▶ **MATERIAL TO PROCESS**:

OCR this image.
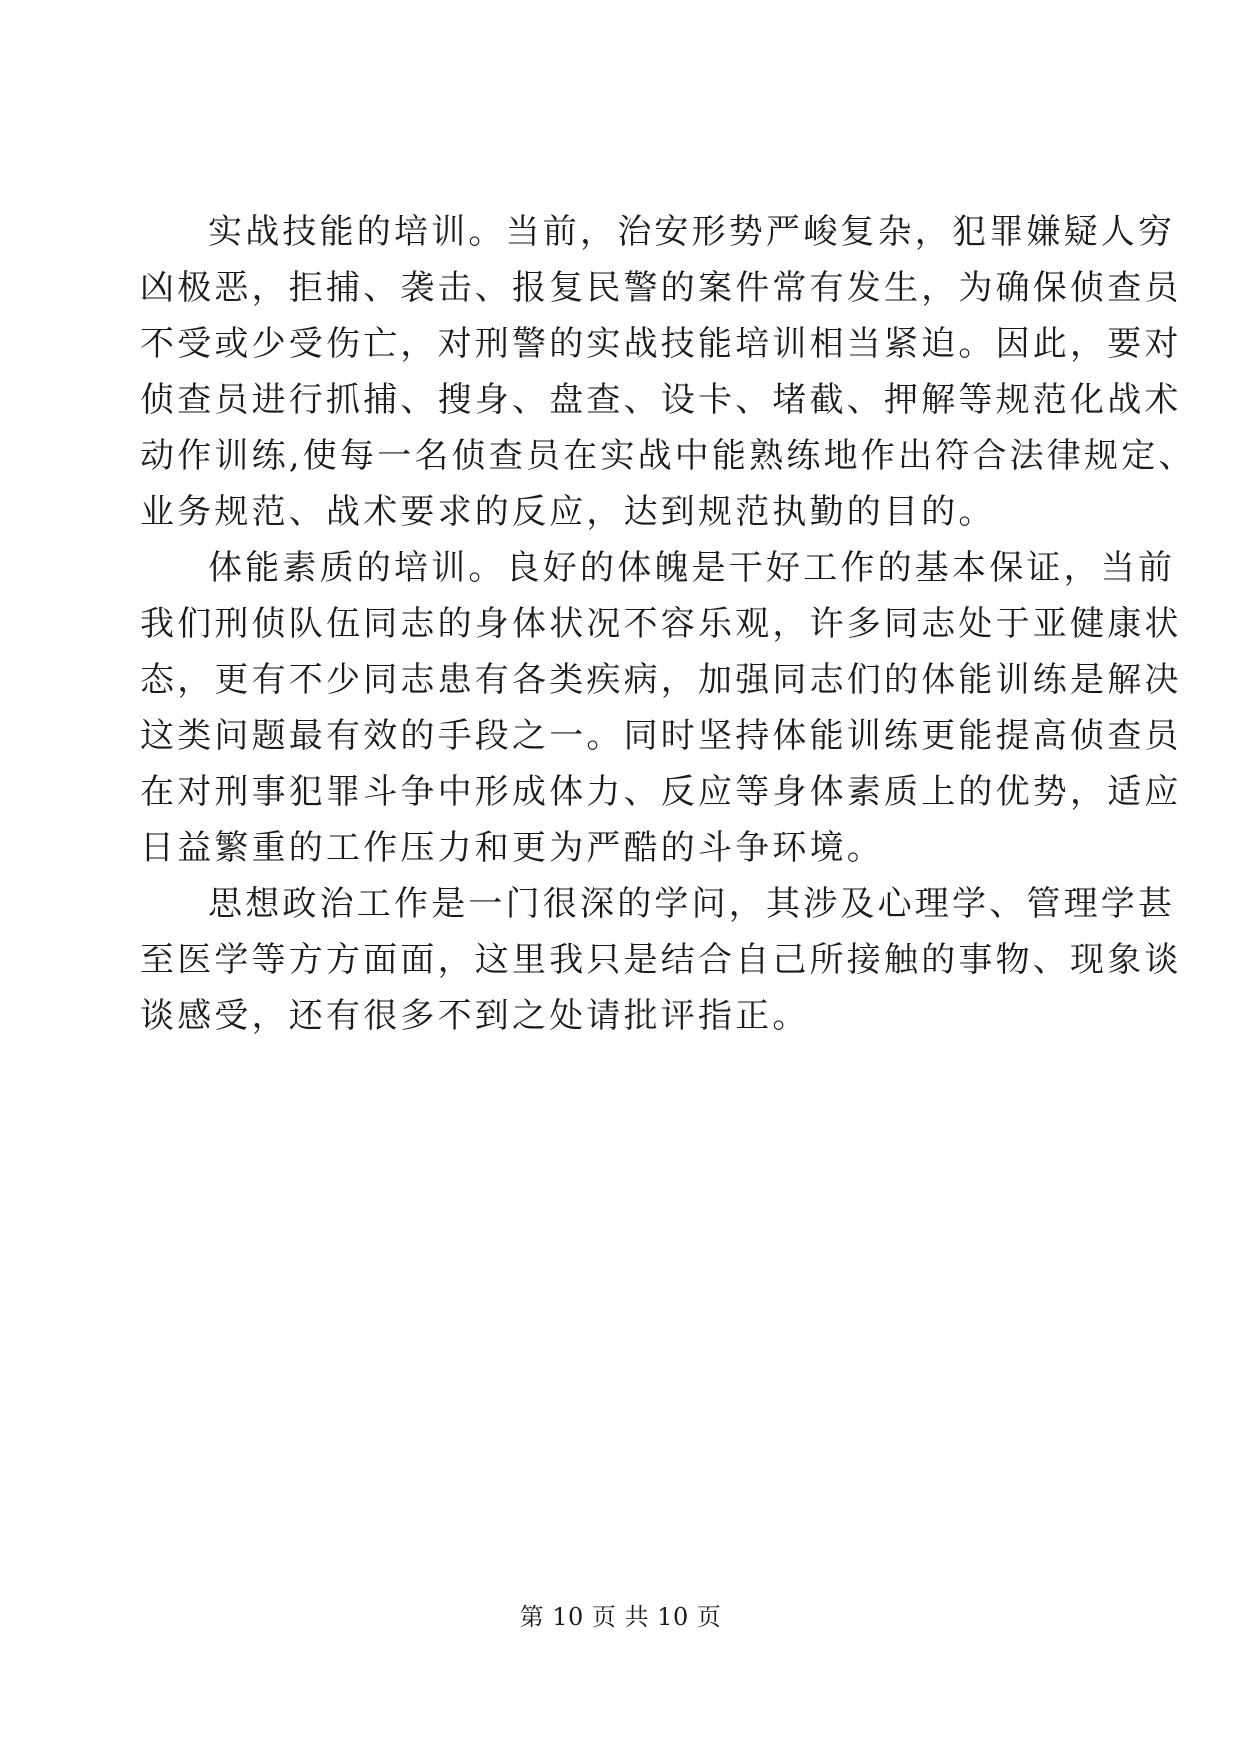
实战技能的培训。当前，治安形势严峻复杂，犯罪嫌疑人穷
凶极恶，拒捕、袭击、报复民警的案件常有发生，为确保侦查员
不受或少受伤亡，对刑警的实战技能培训相当紧迫。因此，要对
侦查员进行抓捕、搜身、盘查、设卡、堵截、押解等规范化战术
动作训练,使每一名侦查员在实战中能熟练地作出符合法律规定、
业务规范、战术要求的反应，达到规范执勤的目的。
体能素质的培训。良好的体魄是干好工作的基本保证，当前
我们刑侦队伍同志的身体状况不容乐观，许多同志处于亚健康状
态，更有不少同志患有各类疾病，加强同志们的体能训练是解决
这类问题最有效的手段之一。同时坚持体能训练更能提高侦查员
在对刑事犯罪斗争中形成体力、反应等身体素质上的优势，适应
日益繁重的工作压力和更为严酷的斗争环境。
思想政治工作是一门很深的学问，其涉及心理学、管理学甚
至医学等方方面面，这里我只是结合自己所接触的事物、现象谈
谈感受，还有很多不到之处请批评指正。
第 10 页 共 10 页
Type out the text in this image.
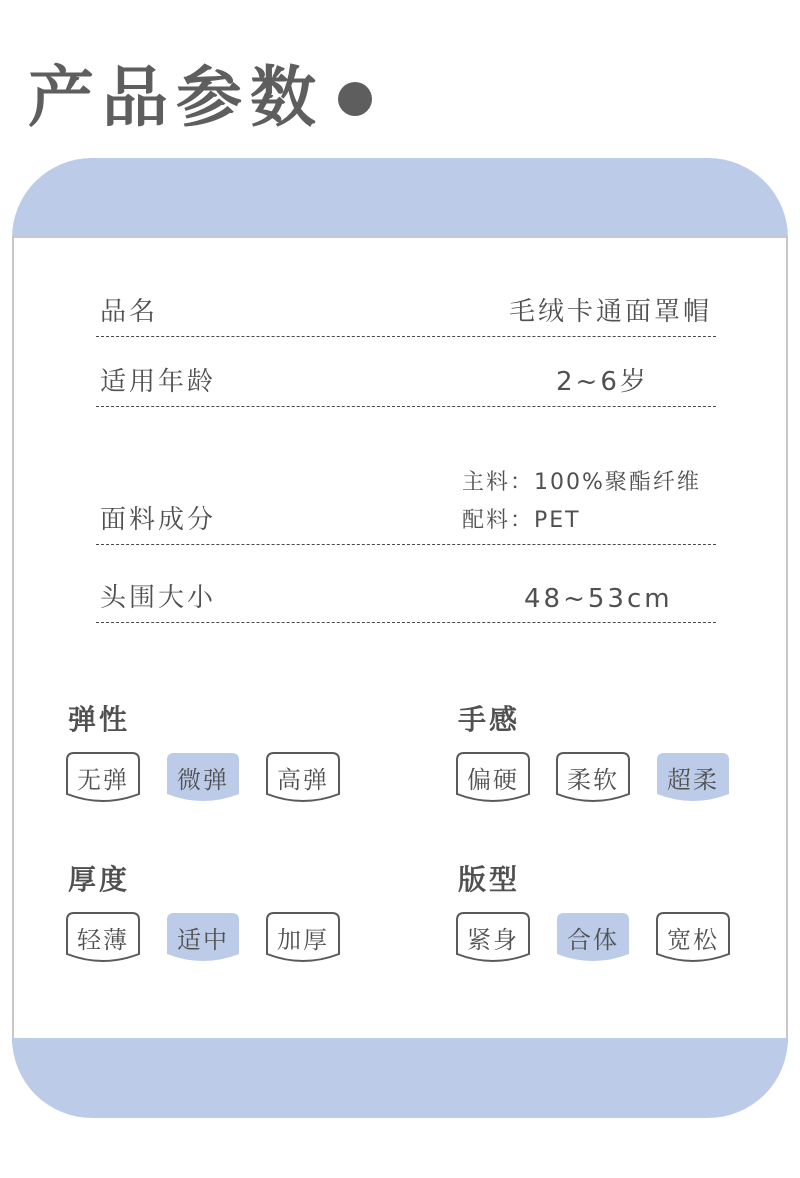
产品参数
品名	毛绒卡通面罩帽
适用年龄	2~6岁
面料成分
主料：100%聚酯纤维
配料：PET
头围大小	48~53cm
弹性	手感
厚度	版型
无弹	微弹	高弹	偏硬	柔软	超柔
轻薄	适中	加厚	紧身	合体	宽松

▶ **WHAT THE EXERCISE ASKS**: Your answer should be one number: how many lines in the material above contain the string "image".

▶ **RESPONSE**: 2